_Brief_
Reproduce each of the items below character for character.
━━ Supplied information ━━
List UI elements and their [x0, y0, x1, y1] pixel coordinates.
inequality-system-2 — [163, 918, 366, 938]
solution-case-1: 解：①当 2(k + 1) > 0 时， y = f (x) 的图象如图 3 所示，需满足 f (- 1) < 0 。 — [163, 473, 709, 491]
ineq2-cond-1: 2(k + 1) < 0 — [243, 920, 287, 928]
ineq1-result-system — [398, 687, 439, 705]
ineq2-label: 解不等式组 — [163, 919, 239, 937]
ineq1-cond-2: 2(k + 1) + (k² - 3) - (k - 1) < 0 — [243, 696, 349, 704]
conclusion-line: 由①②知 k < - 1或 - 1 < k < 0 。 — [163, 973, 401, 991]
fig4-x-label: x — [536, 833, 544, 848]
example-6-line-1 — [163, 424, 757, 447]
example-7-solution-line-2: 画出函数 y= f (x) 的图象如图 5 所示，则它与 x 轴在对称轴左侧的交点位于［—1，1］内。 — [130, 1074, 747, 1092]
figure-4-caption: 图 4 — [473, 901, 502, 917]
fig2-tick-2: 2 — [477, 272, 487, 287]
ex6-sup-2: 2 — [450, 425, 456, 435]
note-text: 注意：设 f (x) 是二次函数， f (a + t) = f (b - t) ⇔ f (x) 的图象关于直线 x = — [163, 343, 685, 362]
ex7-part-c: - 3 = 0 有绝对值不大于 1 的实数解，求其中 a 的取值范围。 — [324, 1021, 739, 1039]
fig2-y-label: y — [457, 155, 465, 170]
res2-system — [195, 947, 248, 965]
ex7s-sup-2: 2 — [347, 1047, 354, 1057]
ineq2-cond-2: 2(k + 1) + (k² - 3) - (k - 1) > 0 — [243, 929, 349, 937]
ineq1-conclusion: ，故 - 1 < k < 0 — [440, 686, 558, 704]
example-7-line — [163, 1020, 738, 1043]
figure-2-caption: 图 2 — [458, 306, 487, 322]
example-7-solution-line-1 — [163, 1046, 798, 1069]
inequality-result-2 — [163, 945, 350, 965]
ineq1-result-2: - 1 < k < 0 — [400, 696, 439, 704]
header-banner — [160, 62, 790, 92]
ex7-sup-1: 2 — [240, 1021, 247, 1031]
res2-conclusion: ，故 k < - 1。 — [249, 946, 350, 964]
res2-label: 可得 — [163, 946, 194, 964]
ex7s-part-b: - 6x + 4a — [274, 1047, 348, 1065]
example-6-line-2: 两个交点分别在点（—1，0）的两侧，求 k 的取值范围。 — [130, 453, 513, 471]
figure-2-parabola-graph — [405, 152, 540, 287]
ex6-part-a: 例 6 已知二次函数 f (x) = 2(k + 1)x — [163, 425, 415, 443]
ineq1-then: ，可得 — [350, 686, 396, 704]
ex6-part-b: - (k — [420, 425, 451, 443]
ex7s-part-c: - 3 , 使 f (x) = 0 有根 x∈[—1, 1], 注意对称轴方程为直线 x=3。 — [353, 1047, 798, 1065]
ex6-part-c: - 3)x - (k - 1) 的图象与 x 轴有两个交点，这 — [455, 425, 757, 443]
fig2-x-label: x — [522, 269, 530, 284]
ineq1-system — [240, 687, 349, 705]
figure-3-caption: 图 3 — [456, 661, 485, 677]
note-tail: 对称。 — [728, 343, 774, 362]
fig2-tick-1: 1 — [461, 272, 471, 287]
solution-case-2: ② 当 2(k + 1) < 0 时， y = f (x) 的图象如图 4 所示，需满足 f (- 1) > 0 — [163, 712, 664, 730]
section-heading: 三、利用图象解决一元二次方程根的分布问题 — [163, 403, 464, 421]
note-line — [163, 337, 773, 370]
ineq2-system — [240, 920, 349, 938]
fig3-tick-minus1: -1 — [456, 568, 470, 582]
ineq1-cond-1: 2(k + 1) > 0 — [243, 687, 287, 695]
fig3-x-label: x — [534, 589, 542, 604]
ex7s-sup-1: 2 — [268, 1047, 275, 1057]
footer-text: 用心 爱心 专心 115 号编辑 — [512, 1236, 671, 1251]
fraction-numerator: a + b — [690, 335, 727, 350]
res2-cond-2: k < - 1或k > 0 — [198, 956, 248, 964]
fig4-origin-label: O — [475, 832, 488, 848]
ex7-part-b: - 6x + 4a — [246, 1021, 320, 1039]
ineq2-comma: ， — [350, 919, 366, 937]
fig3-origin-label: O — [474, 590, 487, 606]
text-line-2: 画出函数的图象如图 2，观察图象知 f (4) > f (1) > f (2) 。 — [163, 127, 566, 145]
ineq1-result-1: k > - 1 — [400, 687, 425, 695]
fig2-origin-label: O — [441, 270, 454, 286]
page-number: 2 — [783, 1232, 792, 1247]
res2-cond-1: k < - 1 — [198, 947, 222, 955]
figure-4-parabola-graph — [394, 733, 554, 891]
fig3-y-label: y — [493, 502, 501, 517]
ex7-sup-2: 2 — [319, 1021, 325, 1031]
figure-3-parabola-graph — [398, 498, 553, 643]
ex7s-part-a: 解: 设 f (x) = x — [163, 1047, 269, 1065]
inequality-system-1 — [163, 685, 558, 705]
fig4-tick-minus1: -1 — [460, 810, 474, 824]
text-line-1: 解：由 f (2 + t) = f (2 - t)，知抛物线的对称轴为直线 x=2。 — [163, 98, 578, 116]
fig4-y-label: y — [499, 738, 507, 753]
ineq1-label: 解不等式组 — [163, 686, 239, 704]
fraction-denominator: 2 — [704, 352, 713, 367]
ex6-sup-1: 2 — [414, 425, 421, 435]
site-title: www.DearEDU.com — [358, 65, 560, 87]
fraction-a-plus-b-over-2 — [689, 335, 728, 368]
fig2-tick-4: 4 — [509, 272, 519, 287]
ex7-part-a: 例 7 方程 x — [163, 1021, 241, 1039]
━━━
_Solution to this problem_
List UI elements and their [x0, y0, x1, y1] pixel coordinates.
inequality-system-2 — [163, 918, 366, 938]
solution-case-1: 解：①当 2(k + 1) > 0 时， y = f (x) 的图象如图 3 所示，需满足 f (- 1) < 0 。 — [163, 473, 709, 491]
ineq2-cond-1: 2(k + 1) < 0 — [243, 920, 287, 928]
ineq1-result-system — [398, 687, 439, 705]
ineq2-label: 解不等式组 — [163, 919, 239, 937]
ineq1-cond-2: 2(k + 1) + (k² - 3) - (k - 1) < 0 — [243, 696, 349, 704]
conclusion-line: 由①②知 k < - 1或 - 1 < k < 0 。 — [163, 973, 401, 991]
fig4-x-label: x — [536, 833, 544, 848]
example-6-line-1 — [163, 424, 757, 447]
example-7-solution-line-2: 画出函数 y= f (x) 的图象如图 5 所示，则它与 x 轴在对称轴左侧的交点位于［—1，1］内。 — [130, 1074, 747, 1092]
figure-4-caption: 图 4 — [473, 901, 502, 917]
fig2-tick-2: 2 — [477, 272, 487, 287]
ex6-sup-2: 2 — [450, 425, 456, 435]
note-text: 注意：设 f (x) 是二次函数， f (a + t) = f (b - t) ⇔ f (x) 的图象关于直线 x = — [163, 343, 685, 362]
ex7-part-c: - 3 = 0 有绝对值不大于 1 的实数解，求其中 a 的取值范围。 — [324, 1021, 739, 1039]
fig2-y-label: y — [457, 155, 465, 170]
res2-system — [195, 947, 248, 965]
ex7s-sup-2: 2 — [347, 1047, 354, 1057]
ineq2-cond-2: 2(k + 1) + (k² - 3) - (k - 1) > 0 — [243, 929, 349, 937]
ineq1-conclusion: ，故 - 1 < k < 0 — [440, 686, 558, 704]
example-7-line — [163, 1020, 738, 1043]
figure-2-caption: 图 2 — [458, 306, 487, 322]
example-7-solution-line-1 — [163, 1046, 798, 1069]
inequality-result-2 — [163, 945, 350, 965]
ineq1-result-2: - 1 < k < 0 — [400, 696, 439, 704]
header-banner — [160, 62, 790, 92]
ex7-sup-1: 2 — [240, 1021, 247, 1031]
res2-conclusion: ，故 k < - 1。 — [249, 946, 350, 964]
res2-label: 可得 — [163, 946, 194, 964]
ex7s-part-b: - 6x + 4a — [274, 1047, 348, 1065]
example-6-line-2: 两个交点分别在点（—1，0）的两侧，求 k 的取值范围。 — [130, 453, 513, 471]
figure-2-parabola-graph — [405, 152, 540, 287]
ex6-part-a: 例 6 已知二次函数 f (x) = 2(k + 1)x — [163, 425, 415, 443]
ineq1-then: ，可得 — [350, 686, 396, 704]
ex6-part-b: - (k — [420, 425, 451, 443]
ex7s-part-c: - 3 , 使 f (x) = 0 有根 x∈[—1, 1], 注意对称轴方程为直线 x=3。 — [353, 1047, 798, 1065]
ex6-part-c: - 3)x - (k - 1) 的图象与 x 轴有两个交点，这 — [455, 425, 757, 443]
fig2-x-label: x — [522, 269, 530, 284]
ineq1-system — [240, 687, 349, 705]
figure-3-caption: 图 3 — [456, 661, 485, 677]
note-tail: 对称。 — [728, 343, 774, 362]
fig2-tick-1: 1 — [461, 272, 471, 287]
solution-case-2: ② 当 2(k + 1) < 0 时， y = f (x) 的图象如图 4 所示，需满足 f (- 1) > 0 — [163, 712, 664, 730]
section-heading: 三、利用图象解决一元二次方程根的分布问题 — [163, 403, 464, 421]
note-line — [163, 337, 773, 370]
ineq2-system — [240, 920, 349, 938]
fig3-tick-minus1: -1 — [456, 568, 470, 582]
ineq1-cond-1: 2(k + 1) > 0 — [243, 687, 287, 695]
fig3-x-label: x — [534, 589, 542, 604]
ex7s-sup-1: 2 — [268, 1047, 275, 1057]
footer-text: 用心 爱心 专心 115 号编辑 — [512, 1236, 671, 1251]
fraction-numerator: a + b — [690, 335, 727, 350]
res2-cond-2: k < - 1或k > 0 — [198, 956, 248, 964]
fig4-origin-label: O — [475, 832, 488, 848]
ex7-part-b: - 6x + 4a — [246, 1021, 320, 1039]
ineq2-comma: ， — [350, 919, 366, 937]
fig3-origin-label: O — [474, 590, 487, 606]
text-line-2: 画出函数的图象如图 2，观察图象知 f (4) > f (1) > f (2) 。 — [163, 127, 566, 145]
ineq1-result-1: k > - 1 — [400, 687, 425, 695]
fig2-origin-label: O — [441, 270, 454, 286]
page-number: 2 — [783, 1232, 792, 1247]
res2-cond-1: k < - 1 — [198, 947, 222, 955]
figure-4-parabola-graph — [394, 733, 554, 891]
fig3-y-label: y — [493, 502, 501, 517]
ex7-sup-2: 2 — [319, 1021, 325, 1031]
figure-3-parabola-graph — [398, 498, 553, 643]
ex7s-part-a: 解: 设 f (x) = x — [163, 1047, 269, 1065]
inequality-system-1 — [163, 685, 558, 705]
fig4-tick-minus1: -1 — [460, 810, 474, 824]
text-line-1: 解：由 f (2 + t) = f (2 - t)，知抛物线的对称轴为直线 x=2。 — [163, 98, 578, 116]
fig4-y-label: y — [499, 738, 507, 753]
ineq1-label: 解不等式组 — [163, 686, 239, 704]
fraction-denominator: 2 — [704, 352, 713, 367]
ex6-sup-1: 2 — [414, 425, 421, 435]
site-title: www.DearEDU.com — [358, 65, 560, 87]
fraction-a-plus-b-over-2 — [689, 335, 728, 368]
fig2-tick-4: 4 — [509, 272, 519, 287]
ex7-part-a: 例 7 方程 x — [163, 1021, 241, 1039]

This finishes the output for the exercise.